**Problem statement**
Set all the material down again unchanged, without the pictures.

── Records to process ──

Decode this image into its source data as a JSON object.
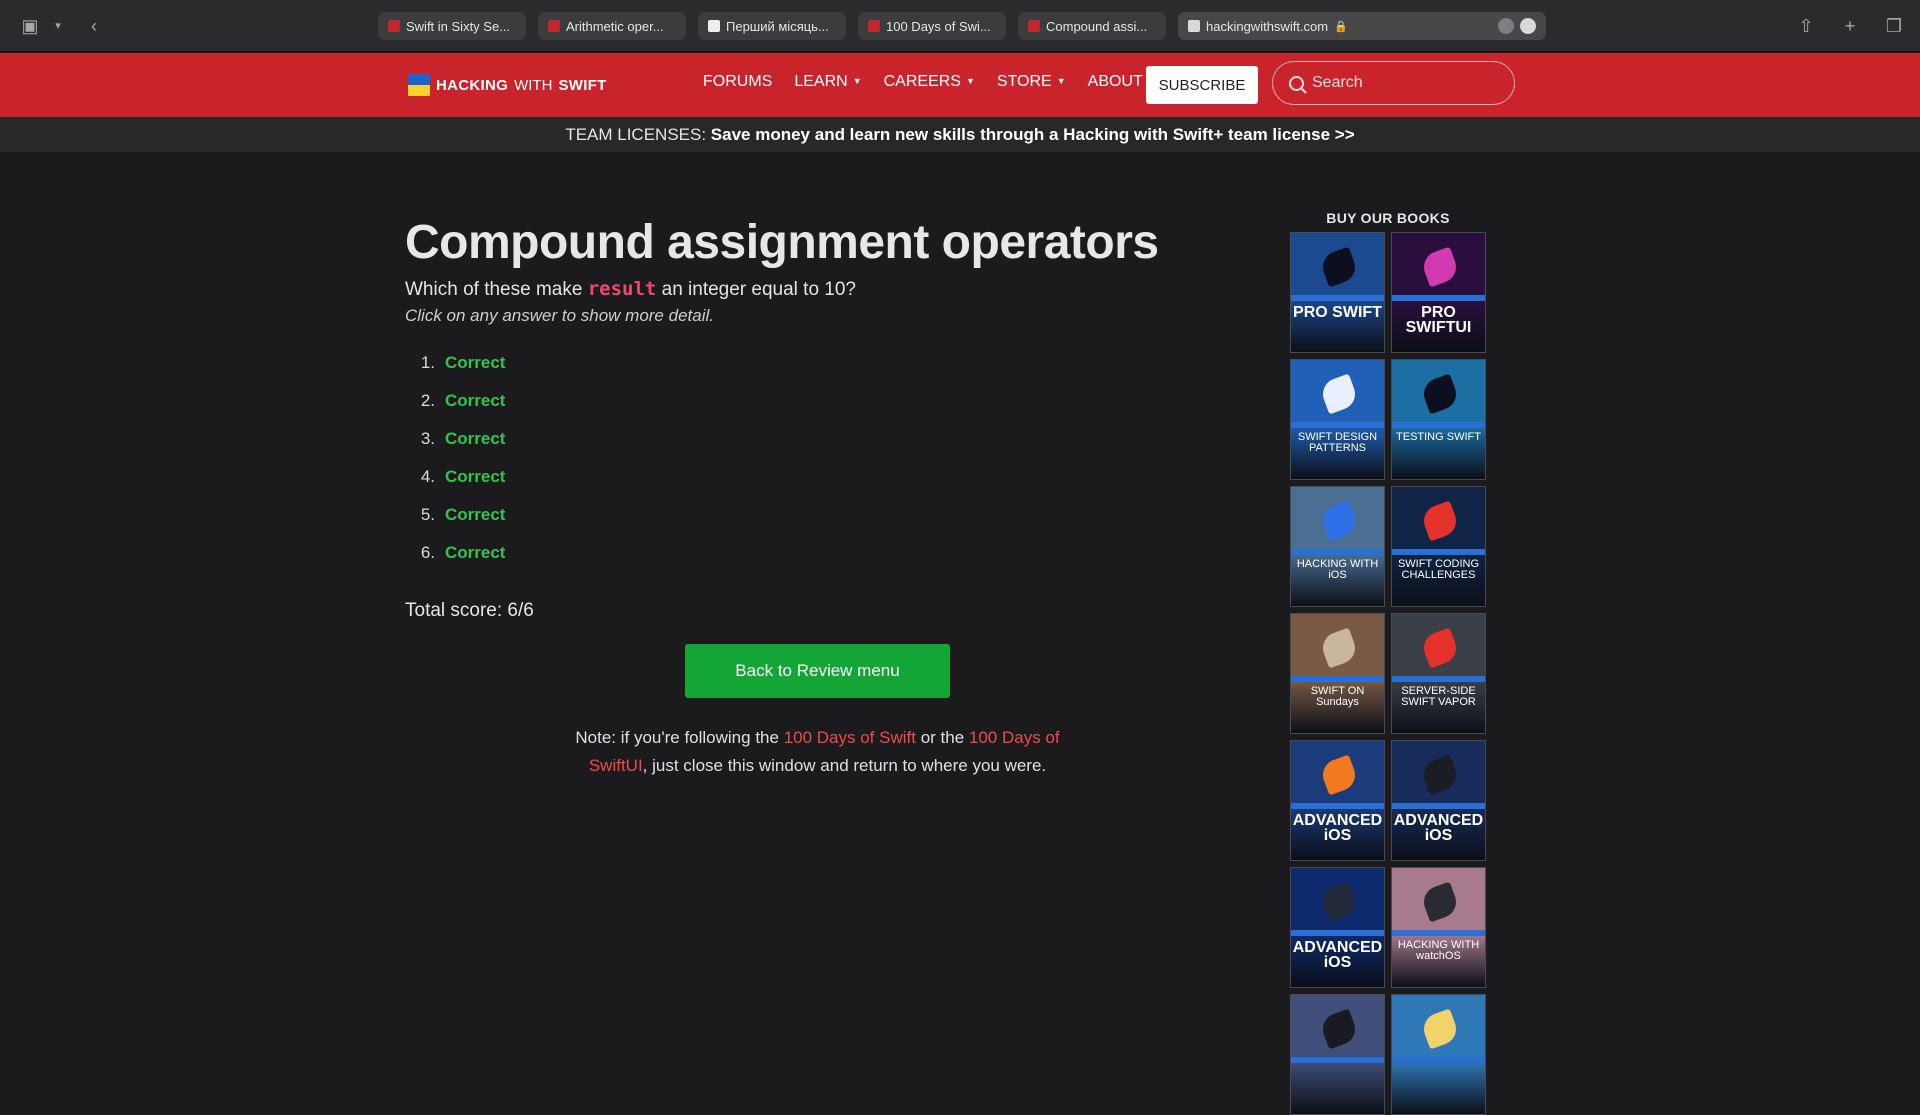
{
  "browser": {
    "tabs": [
      {
        "label": "Swift in Sixty Se..."
      },
      {
        "label": "Arithmetic oper..."
      },
      {
        "label": "Перший місяць..."
      },
      {
        "label": "100 Days of Swi..."
      },
      {
        "label": "Compound assi..."
      }
    ],
    "address": "hackingwithswift.com"
  },
  "header": {
    "logo_bold": "HACKING",
    "logo_mid": "WITH",
    "logo_end": "SWIFT",
    "nav": [
      {
        "label": "FORUMS",
        "dropdown": false
      },
      {
        "label": "LEARN",
        "dropdown": true
      },
      {
        "label": "CAREERS",
        "dropdown": true
      },
      {
        "label": "STORE",
        "dropdown": true
      },
      {
        "label": "ABOUT",
        "dropdown": true
      }
    ],
    "subscribe": "SUBSCRIBE",
    "search_placeholder": "Search"
  },
  "banner": {
    "prefix": "TEAM LICENSES: ",
    "bold": "Save money and learn new skills through a Hacking with Swift+ team license",
    "suffix": " >>"
  },
  "main": {
    "title": "Compound assignment operators",
    "question_before": "Which of these make ",
    "question_code": "result",
    "question_after": " an integer equal to 10?",
    "hint": "Click on any answer to show more detail.",
    "answers": [
      {
        "num": "1.",
        "result": "Correct"
      },
      {
        "num": "2.",
        "result": "Correct"
      },
      {
        "num": "3.",
        "result": "Correct"
      },
      {
        "num": "4.",
        "result": "Correct"
      },
      {
        "num": "5.",
        "result": "Correct"
      },
      {
        "num": "6.",
        "result": "Correct"
      }
    ],
    "score": "Total score: 6/6",
    "back_button": "Back to Review menu",
    "note_1": "Note: if you're following the ",
    "note_link_1": "100 Days of Swift",
    "note_2": " or the ",
    "note_link_2": "100 Days of SwiftUI",
    "note_3": ", just close this window and return to where you were."
  },
  "sidebar": {
    "heading": "BUY OUR BOOKS",
    "books": [
      {
        "title": "PRO SWIFT",
        "bg": "#1c4a8f",
        "accent": "#0b0f1f"
      },
      {
        "title": "PRO SWIFTUI",
        "bg": "#2a0f3e",
        "accent": "#d23ab0"
      },
      {
        "title": "SWIFT DESIGN PATTERNS",
        "bg": "#1f5fb5",
        "accent": "#e8f0ff"
      },
      {
        "title": "TESTING SWIFT",
        "bg": "#1b6fa3",
        "accent": "#0b0f1f"
      },
      {
        "title": "HACKING WITH iOS",
        "bg": "#4a6f93",
        "accent": "#2f6fe6"
      },
      {
        "title": "SWIFT CODING CHALLENGES",
        "bg": "#0f2446",
        "accent": "#e5322d"
      },
      {
        "title": "SWIFT ON Sundays",
        "bg": "#7a5a45",
        "accent": "#c9b69f"
      },
      {
        "title": "SERVER-SIDE SWIFT VAPOR",
        "bg": "#3b3f47",
        "accent": "#e5322d"
      },
      {
        "title": "ADVANCED iOS",
        "bg": "#1b3b7a",
        "accent": "#f07a1d"
      },
      {
        "title": "ADVANCED iOS",
        "bg": "#172c5a",
        "accent": "#1c1c24"
      },
      {
        "title": "ADVANCED iOS",
        "bg": "#0d2a6e",
        "accent": "#222a3a"
      },
      {
        "title": "HACKING WITH watchOS",
        "bg": "#a77a8e",
        "accent": "#2a2a33"
      },
      {
        "title": "",
        "bg": "#3f4f7a",
        "accent": "#1a1a22"
      },
      {
        "title": "",
        "bg": "#2f78b8",
        "accent": "#f1d36a"
      }
    ]
  }
}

───

**Task answer**
Decode this image into its source data as a JSON object.
{
  "browser": {
    "tabs": [
      {
        "label": "Swift in Sixty Se..."
      },
      {
        "label": "Arithmetic oper..."
      },
      {
        "label": "Перший місяць..."
      },
      {
        "label": "100 Days of Swi..."
      },
      {
        "label": "Compound assi..."
      }
    ],
    "address": "hackingwithswift.com"
  },
  "header": {
    "logo_bold": "HACKING",
    "logo_mid": "WITH",
    "logo_end": "SWIFT",
    "nav": [
      {
        "label": "FORUMS",
        "dropdown": false
      },
      {
        "label": "LEARN",
        "dropdown": true
      },
      {
        "label": "CAREERS",
        "dropdown": true
      },
      {
        "label": "STORE",
        "dropdown": true
      },
      {
        "label": "ABOUT",
        "dropdown": true
      }
    ],
    "subscribe": "SUBSCRIBE",
    "search_placeholder": "Search"
  },
  "banner": {
    "prefix": "TEAM LICENSES: ",
    "bold": "Save money and learn new skills through a Hacking with Swift+ team license",
    "suffix": " >>"
  },
  "main": {
    "title": "Compound assignment operators",
    "question_before": "Which of these make ",
    "question_code": "result",
    "question_after": " an integer equal to 10?",
    "hint": "Click on any answer to show more detail.",
    "answers": [
      {
        "num": "1.",
        "result": "Correct"
      },
      {
        "num": "2.",
        "result": "Correct"
      },
      {
        "num": "3.",
        "result": "Correct"
      },
      {
        "num": "4.",
        "result": "Correct"
      },
      {
        "num": "5.",
        "result": "Correct"
      },
      {
        "num": "6.",
        "result": "Correct"
      }
    ],
    "score": "Total score: 6/6",
    "back_button": "Back to Review menu",
    "note_1": "Note: if you're following the ",
    "note_link_1": "100 Days of Swift",
    "note_2": " or the ",
    "note_link_2": "100 Days of SwiftUI",
    "note_3": ", just close this window and return to where you were."
  },
  "sidebar": {
    "heading": "BUY OUR BOOKS",
    "books": [
      {
        "title": "PRO SWIFT",
        "bg": "#1c4a8f",
        "accent": "#0b0f1f"
      },
      {
        "title": "PRO SWIFTUI",
        "bg": "#2a0f3e",
        "accent": "#d23ab0"
      },
      {
        "title": "SWIFT DESIGN PATTERNS",
        "bg": "#1f5fb5",
        "accent": "#e8f0ff"
      },
      {
        "title": "TESTING SWIFT",
        "bg": "#1b6fa3",
        "accent": "#0b0f1f"
      },
      {
        "title": "HACKING WITH iOS",
        "bg": "#4a6f93",
        "accent": "#2f6fe6"
      },
      {
        "title": "SWIFT CODING CHALLENGES",
        "bg": "#0f2446",
        "accent": "#e5322d"
      },
      {
        "title": "SWIFT ON Sundays",
        "bg": "#7a5a45",
        "accent": "#c9b69f"
      },
      {
        "title": "SERVER-SIDE SWIFT VAPOR",
        "bg": "#3b3f47",
        "accent": "#e5322d"
      },
      {
        "title": "ADVANCED iOS",
        "bg": "#1b3b7a",
        "accent": "#f07a1d"
      },
      {
        "title": "ADVANCED iOS",
        "bg": "#172c5a",
        "accent": "#1c1c24"
      },
      {
        "title": "ADVANCED iOS",
        "bg": "#0d2a6e",
        "accent": "#222a3a"
      },
      {
        "title": "HACKING WITH watchOS",
        "bg": "#a77a8e",
        "accent": "#2a2a33"
      },
      {
        "title": "",
        "bg": "#3f4f7a",
        "accent": "#1a1a22"
      },
      {
        "title": "",
        "bg": "#2f78b8",
        "accent": "#f1d36a"
      }
    ]
  }
}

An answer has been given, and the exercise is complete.